▶ TASK PROMPT: Output every line of the data exactly as it appears.
─── LISTED RECORDS ───
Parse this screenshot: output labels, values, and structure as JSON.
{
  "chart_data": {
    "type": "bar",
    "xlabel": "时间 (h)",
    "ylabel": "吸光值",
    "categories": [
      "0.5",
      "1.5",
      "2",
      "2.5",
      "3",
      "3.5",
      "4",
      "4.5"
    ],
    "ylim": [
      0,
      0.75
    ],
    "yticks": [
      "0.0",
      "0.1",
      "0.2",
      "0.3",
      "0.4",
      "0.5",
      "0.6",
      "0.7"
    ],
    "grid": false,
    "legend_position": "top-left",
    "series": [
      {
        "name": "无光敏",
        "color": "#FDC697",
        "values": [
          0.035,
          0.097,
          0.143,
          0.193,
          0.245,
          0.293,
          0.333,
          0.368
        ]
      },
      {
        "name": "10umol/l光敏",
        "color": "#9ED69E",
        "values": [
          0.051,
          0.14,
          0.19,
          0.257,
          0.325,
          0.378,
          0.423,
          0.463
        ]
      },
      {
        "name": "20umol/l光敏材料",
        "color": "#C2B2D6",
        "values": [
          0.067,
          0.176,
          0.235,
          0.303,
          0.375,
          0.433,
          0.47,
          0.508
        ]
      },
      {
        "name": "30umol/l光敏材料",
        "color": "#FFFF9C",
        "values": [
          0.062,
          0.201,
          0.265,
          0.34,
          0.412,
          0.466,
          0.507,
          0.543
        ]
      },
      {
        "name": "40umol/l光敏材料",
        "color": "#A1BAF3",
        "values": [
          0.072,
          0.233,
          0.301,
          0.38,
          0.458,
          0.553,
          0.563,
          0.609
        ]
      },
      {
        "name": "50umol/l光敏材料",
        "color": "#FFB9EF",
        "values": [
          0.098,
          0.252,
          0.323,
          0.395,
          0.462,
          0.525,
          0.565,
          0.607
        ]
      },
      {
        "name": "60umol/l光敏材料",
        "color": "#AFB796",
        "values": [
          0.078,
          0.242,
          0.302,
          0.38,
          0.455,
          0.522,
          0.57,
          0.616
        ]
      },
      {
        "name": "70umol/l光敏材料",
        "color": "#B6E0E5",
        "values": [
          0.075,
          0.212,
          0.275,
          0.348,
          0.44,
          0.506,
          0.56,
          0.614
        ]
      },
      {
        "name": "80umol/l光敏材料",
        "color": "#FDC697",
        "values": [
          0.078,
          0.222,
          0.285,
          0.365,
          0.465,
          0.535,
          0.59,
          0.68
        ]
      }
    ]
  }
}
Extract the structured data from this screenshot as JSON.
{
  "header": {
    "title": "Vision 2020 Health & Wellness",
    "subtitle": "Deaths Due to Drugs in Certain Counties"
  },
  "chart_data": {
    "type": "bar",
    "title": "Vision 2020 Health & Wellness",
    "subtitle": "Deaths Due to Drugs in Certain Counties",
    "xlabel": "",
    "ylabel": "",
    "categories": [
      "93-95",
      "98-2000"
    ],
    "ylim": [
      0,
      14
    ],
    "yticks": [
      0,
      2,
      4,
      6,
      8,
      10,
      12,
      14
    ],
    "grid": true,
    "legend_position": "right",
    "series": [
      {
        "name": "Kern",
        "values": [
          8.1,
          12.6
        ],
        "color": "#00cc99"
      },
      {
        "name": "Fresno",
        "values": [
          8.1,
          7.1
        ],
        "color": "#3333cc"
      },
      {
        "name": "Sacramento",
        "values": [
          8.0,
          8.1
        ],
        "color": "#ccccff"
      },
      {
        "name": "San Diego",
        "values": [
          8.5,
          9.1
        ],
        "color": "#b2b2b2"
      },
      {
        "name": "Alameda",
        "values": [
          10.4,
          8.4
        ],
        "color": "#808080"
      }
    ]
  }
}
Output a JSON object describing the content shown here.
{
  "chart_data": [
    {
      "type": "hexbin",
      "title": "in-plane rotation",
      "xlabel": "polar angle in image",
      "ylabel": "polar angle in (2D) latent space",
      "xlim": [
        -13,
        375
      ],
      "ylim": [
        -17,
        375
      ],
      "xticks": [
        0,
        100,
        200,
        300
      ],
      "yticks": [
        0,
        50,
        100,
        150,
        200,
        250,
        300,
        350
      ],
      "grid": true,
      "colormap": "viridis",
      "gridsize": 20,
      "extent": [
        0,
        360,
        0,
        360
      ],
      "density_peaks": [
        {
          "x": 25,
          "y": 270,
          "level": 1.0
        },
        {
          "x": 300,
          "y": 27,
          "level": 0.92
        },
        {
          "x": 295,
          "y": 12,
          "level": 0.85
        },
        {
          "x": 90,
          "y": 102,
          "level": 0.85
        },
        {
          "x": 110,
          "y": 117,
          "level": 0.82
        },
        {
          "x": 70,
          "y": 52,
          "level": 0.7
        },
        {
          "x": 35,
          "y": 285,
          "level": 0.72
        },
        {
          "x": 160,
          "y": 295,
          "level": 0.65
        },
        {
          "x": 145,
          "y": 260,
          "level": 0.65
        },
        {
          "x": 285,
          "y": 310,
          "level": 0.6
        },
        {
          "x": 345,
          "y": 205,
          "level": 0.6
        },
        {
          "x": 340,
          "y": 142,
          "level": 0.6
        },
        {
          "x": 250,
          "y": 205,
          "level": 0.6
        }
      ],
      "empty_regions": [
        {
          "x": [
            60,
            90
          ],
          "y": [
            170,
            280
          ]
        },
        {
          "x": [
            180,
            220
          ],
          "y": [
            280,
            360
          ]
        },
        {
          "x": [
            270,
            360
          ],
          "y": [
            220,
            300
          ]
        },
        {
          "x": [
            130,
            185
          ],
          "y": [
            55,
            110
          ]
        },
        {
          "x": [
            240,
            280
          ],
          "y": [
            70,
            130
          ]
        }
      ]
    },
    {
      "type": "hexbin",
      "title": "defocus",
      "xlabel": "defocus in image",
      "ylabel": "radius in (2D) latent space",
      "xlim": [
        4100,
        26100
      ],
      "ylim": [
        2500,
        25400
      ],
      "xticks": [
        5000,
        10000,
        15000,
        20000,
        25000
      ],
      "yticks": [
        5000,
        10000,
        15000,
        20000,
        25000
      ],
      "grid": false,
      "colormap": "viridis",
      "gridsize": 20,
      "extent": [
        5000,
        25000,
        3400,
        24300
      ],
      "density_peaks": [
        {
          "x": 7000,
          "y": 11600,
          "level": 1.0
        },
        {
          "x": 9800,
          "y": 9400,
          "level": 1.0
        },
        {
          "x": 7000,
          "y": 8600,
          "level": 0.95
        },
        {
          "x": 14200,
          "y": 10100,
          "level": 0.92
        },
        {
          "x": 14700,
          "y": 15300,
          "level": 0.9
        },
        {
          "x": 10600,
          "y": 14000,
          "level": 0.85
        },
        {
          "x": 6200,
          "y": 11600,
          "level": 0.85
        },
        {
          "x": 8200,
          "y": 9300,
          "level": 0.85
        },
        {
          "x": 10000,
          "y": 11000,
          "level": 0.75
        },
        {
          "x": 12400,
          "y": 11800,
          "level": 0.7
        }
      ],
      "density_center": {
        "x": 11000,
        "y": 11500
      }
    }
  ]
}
───
▶ WRITTEN REPLY:
Parse this screenshot: output labels, values, and structure as JSON.
{
  "chart_data": {
    "type": "bar",
    "xlabel": "时间 (h)",
    "ylabel": "吸光值",
    "categories": [
      "0.5",
      "1.5",
      "2",
      "2.5",
      "3",
      "3.5",
      "4",
      "4.5"
    ],
    "ylim": [
      0,
      0.75
    ],
    "yticks": [
      "0.0",
      "0.1",
      "0.2",
      "0.3",
      "0.4",
      "0.5",
      "0.6",
      "0.7"
    ],
    "grid": false,
    "legend_position": "top-left",
    "series": [
      {
        "name": "无光敏",
        "color": "#FDC697",
        "values": [
          0.035,
          0.097,
          0.143,
          0.193,
          0.245,
          0.293,
          0.333,
          0.368
        ]
      },
      {
        "name": "10umol/l光敏",
        "color": "#9ED69E",
        "values": [
          0.051,
          0.14,
          0.19,
          0.257,
          0.325,
          0.378,
          0.423,
          0.463
        ]
      },
      {
        "name": "20umol/l光敏材料",
        "color": "#C2B2D6",
        "values": [
          0.067,
          0.176,
          0.235,
          0.303,
          0.375,
          0.433,
          0.47,
          0.508
        ]
      },
      {
        "name": "30umol/l光敏材料",
        "color": "#FFFF9C",
        "values": [
          0.062,
          0.201,
          0.265,
          0.34,
          0.412,
          0.466,
          0.507,
          0.543
        ]
      },
      {
        "name": "40umol/l光敏材料",
        "color": "#A1BAF3",
        "values": [
          0.072,
          0.233,
          0.301,
          0.38,
          0.458,
          0.553,
          0.563,
          0.609
        ]
      },
      {
        "name": "50umol/l光敏材料",
        "color": "#FFB9EF",
        "values": [
          0.098,
          0.252,
          0.323,
          0.395,
          0.462,
          0.525,
          0.565,
          0.607
        ]
      },
      {
        "name": "60umol/l光敏材料",
        "color": "#AFB796",
        "values": [
          0.078,
          0.242,
          0.302,
          0.38,
          0.455,
          0.522,
          0.57,
          0.616
        ]
      },
      {
        "name": "70umol/l光敏材料",
        "color": "#B6E0E5",
        "values": [
          0.075,
          0.212,
          0.275,
          0.348,
          0.44,
          0.506,
          0.56,
          0.614
        ]
      },
      {
        "name": "80umol/l光敏材料",
        "color": "#FDC697",
        "values": [
          0.078,
          0.222,
          0.285,
          0.365,
          0.465,
          0.535,
          0.59,
          0.68
        ]
      }
    ]
  }
}
Extract the structured data from this screenshot as JSON.
{
  "header": {
    "title": "Vision 2020 Health & Wellness",
    "subtitle": "Deaths Due to Drugs in Certain Counties"
  },
  "chart_data": {
    "type": "bar",
    "title": "Vision 2020 Health & Wellness",
    "subtitle": "Deaths Due to Drugs in Certain Counties",
    "xlabel": "",
    "ylabel": "",
    "categories": [
      "93-95",
      "98-2000"
    ],
    "ylim": [
      0,
      14
    ],
    "yticks": [
      0,
      2,
      4,
      6,
      8,
      10,
      12,
      14
    ],
    "grid": true,
    "legend_position": "right",
    "series": [
      {
        "name": "Kern",
        "values": [
          8.1,
          12.6
        ],
        "color": "#00cc99"
      },
      {
        "name": "Fresno",
        "values": [
          8.1,
          7.1
        ],
        "color": "#3333cc"
      },
      {
        "name": "Sacramento",
        "values": [
          8.0,
          8.1
        ],
        "color": "#ccccff"
      },
      {
        "name": "San Diego",
        "values": [
          8.5,
          9.1
        ],
        "color": "#b2b2b2"
      },
      {
        "name": "Alameda",
        "values": [
          10.4,
          8.4
        ],
        "color": "#808080"
      }
    ]
  }
}
Output a JSON object describing the content shown here.
{
  "chart_data": [
    {
      "type": "hexbin",
      "title": "in-plane rotation",
      "xlabel": "polar angle in image",
      "ylabel": "polar angle in (2D) latent space",
      "xlim": [
        -13,
        375
      ],
      "ylim": [
        -17,
        375
      ],
      "xticks": [
        0,
        100,
        200,
        300
      ],
      "yticks": [
        0,
        50,
        100,
        150,
        200,
        250,
        300,
        350
      ],
      "grid": true,
      "colormap": "viridis",
      "gridsize": 20,
      "extent": [
        0,
        360,
        0,
        360
      ],
      "density_peaks": [
        {
          "x": 25,
          "y": 270,
          "level": 1.0
        },
        {
          "x": 300,
          "y": 27,
          "level": 0.92
        },
        {
          "x": 295,
          "y": 12,
          "level": 0.85
        },
        {
          "x": 90,
          "y": 102,
          "level": 0.85
        },
        {
          "x": 110,
          "y": 117,
          "level": 0.82
        },
        {
          "x": 70,
          "y": 52,
          "level": 0.7
        },
        {
          "x": 35,
          "y": 285,
          "level": 0.72
        },
        {
          "x": 160,
          "y": 295,
          "level": 0.65
        },
        {
          "x": 145,
          "y": 260,
          "level": 0.65
        },
        {
          "x": 285,
          "y": 310,
          "level": 0.6
        },
        {
          "x": 345,
          "y": 205,
          "level": 0.6
        },
        {
          "x": 340,
          "y": 142,
          "level": 0.6
        },
        {
          "x": 250,
          "y": 205,
          "level": 0.6
        }
      ],
      "empty_regions": [
        {
          "x": [
            60,
            90
          ],
          "y": [
            170,
            280
          ]
        },
        {
          "x": [
            180,
            220
          ],
          "y": [
            280,
            360
          ]
        },
        {
          "x": [
            270,
            360
          ],
          "y": [
            220,
            300
          ]
        },
        {
          "x": [
            130,
            185
          ],
          "y": [
            55,
            110
          ]
        },
        {
          "x": [
            240,
            280
          ],
          "y": [
            70,
            130
          ]
        }
      ]
    },
    {
      "type": "hexbin",
      "title": "defocus",
      "xlabel": "defocus in image",
      "ylabel": "radius in (2D) latent space",
      "xlim": [
        4100,
        26100
      ],
      "ylim": [
        2500,
        25400
      ],
      "xticks": [
        5000,
        10000,
        15000,
        20000,
        25000
      ],
      "yticks": [
        5000,
        10000,
        15000,
        20000,
        25000
      ],
      "grid": false,
      "colormap": "viridis",
      "gridsize": 20,
      "extent": [
        5000,
        25000,
        3400,
        24300
      ],
      "density_peaks": [
        {
          "x": 7000,
          "y": 11600,
          "level": 1.0
        },
        {
          "x": 9800,
          "y": 9400,
          "level": 1.0
        },
        {
          "x": 7000,
          "y": 8600,
          "level": 0.95
        },
        {
          "x": 14200,
          "y": 10100,
          "level": 0.92
        },
        {
          "x": 14700,
          "y": 15300,
          "level": 0.9
        },
        {
          "x": 10600,
          "y": 14000,
          "level": 0.85
        },
        {
          "x": 6200,
          "y": 11600,
          "level": 0.85
        },
        {
          "x": 8200,
          "y": 9300,
          "level": 0.85
        },
        {
          "x": 10000,
          "y": 11000,
          "level": 0.75
        },
        {
          "x": 12400,
          "y": 11800,
          "level": 0.7
        }
      ],
      "density_center": {
        "x": 11000,
        "y": 11500
      }
    }
  ]
}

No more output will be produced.